* **Source passage**:
--- Begin ---

Glu batching rule (forward + backward) (#665)

Samantha Andow · web-flow · commit ecb9c3c19c3b · 2022-04-08T13:14:48.000-04:00
* glu forward

* glu backwards
diff --git a/functorch/csrc/BatchRulesActivation.cpp b/functorch/csrc/BatchRulesActivation.cpp
@@ -11,6 +11,43 @@
 // NB: most activation functions fit pointwise unary or binary rules.
 // These are only the ones that have special batch rules to help with organization
 namespace at { namespace functorch {
+std::tuple<Tensor,optional<int64_t>>
+glu_batch_rule(const Tensor& self, optional<int64_t> self_bdim, int64_t dim) {
+  // repeated error message from glu because 0D -> 1D when batched
+  // this can't pass anyway because a 0-dimensional tensor has "size" 1, which
+  // can't be evenly halved, but give a nicer error message here.
+  TORCH_CHECK(self.dim() > 1, "glu does not support 0-dimensional tensors");
+
+  const auto rank = rankWithoutBatchDim(self, self_bdim);
+  const auto dim_ = maybe_wrap_dim(dim, rank) + 1;
+
+  const auto self_ = moveBatchDimToFront(self, self_bdim);
+
+  const auto res = at::glu(self_, dim_);
+  return std::make_tuple(res, 0);
+}
+
+std::tuple<Tensor,optional<int64_t>> glu_backward_batch_rule(
+    const Tensor& grad_output, optional<int64_t> grad_output_bdim,
+    const Tensor& self, optional<int64_t> self_bdim, int64_t dim) {
+  if (self_bdim) {
+    // repeated error message from glu because 0D -> 1D when batched
+    // this can't pass anyway because a 0-dimensional tensor has "size" 1, which
+    // can't be evenly halved, but give a nicer error message here.

--- End ---

* **Exercise task a**:
Answer these questions about the glu commit:
(i) Who authored the commit?
(ii) Which file does the diff change?
(iii) What error message does the check give when the tensor has too few dimensions?

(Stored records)
--- Begin ---

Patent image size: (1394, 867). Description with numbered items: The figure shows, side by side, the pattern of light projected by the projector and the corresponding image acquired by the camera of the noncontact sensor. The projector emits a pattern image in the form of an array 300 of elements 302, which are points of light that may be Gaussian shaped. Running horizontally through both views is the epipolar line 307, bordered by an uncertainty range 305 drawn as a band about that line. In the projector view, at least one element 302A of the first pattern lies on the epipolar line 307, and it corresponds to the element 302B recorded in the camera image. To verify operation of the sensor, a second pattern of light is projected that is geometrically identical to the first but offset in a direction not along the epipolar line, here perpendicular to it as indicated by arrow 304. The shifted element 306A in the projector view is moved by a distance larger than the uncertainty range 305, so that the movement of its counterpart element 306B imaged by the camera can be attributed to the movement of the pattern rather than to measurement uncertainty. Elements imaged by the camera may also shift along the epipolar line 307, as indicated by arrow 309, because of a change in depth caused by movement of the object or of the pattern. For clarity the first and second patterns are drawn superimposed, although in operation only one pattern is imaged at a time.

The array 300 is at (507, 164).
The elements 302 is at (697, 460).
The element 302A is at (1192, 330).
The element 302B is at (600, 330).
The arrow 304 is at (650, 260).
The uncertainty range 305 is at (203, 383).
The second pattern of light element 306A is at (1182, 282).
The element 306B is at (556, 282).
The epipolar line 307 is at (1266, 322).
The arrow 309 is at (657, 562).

--- End ---

* **Exercise task b**: Put every line of the technical drawing region listing into a Markdown table with the columns Number and Listing line, leaving out blank lines.

* **Correct response a**:
(i) Samantha Andow
(ii) functorch/csrc/BatchRulesActivation.cpp
(iii) "glu does not support 0-dimensional tensors"

* **Correct response b**:
| Number | Listing line |
|---|---|
| 1 | Patent image size: (1394, 867). Description with numbered items: The figure shows, side by side, the pattern of light projected by the projector and the corresponding image acquired by the camera of the noncontact sensor. The projector emits a pattern image in the form of an array 300 of elements 302, which are points of light that may be Gaussian shaped. Running horizontally through both views is the epipolar line 307, bordered by an uncertainty range 305 drawn as a band about that line. In the projector view, at least one element 302A of the first pattern lies on the epipolar line 307, and it corresponds to the element 302B recorded in the camera image. To verify operation of the sensor, a second pattern of light is projected that is geometrically identical to the first but offset in a direction not along the epipolar line, here perpendicular to it as indicated by arrow 304. The shifted element 306A in the projector view is moved by a distance larger than the uncertainty range 305, so that the movement of its counterpart element 306B imaged by the camera can be attributed to the movement of the pattern rather than to measurement uncertainty. Elements imaged by the camera may also shift along the epipolar line 307, as indicated by arrow 309, because of a change in depth caused by movement of the object or of the pattern. For clarity the first and second patterns are drawn superimposed, although in operation only one pattern is imaged at a time. |
| 2 | The array 300 is at (507, 164). |
| 3 | The elements 302 is at (697, 460). |
| 4 | The element 302A is at (1192, 330). |
| 5 | The element 302B is at (600, 330). |
| 6 | The arrow 304 is at (650, 260). |
| 7 | The uncertainty range 305 is at (203, 383). |
| 8 | The second pattern of light element 306A is at (1182, 282). |
| 9 | The element 306B is at (556, 282). |
| 10 | The epipolar line 307 is at (1266, 322). |
| 11 | The arrow 309 is at (657, 562). |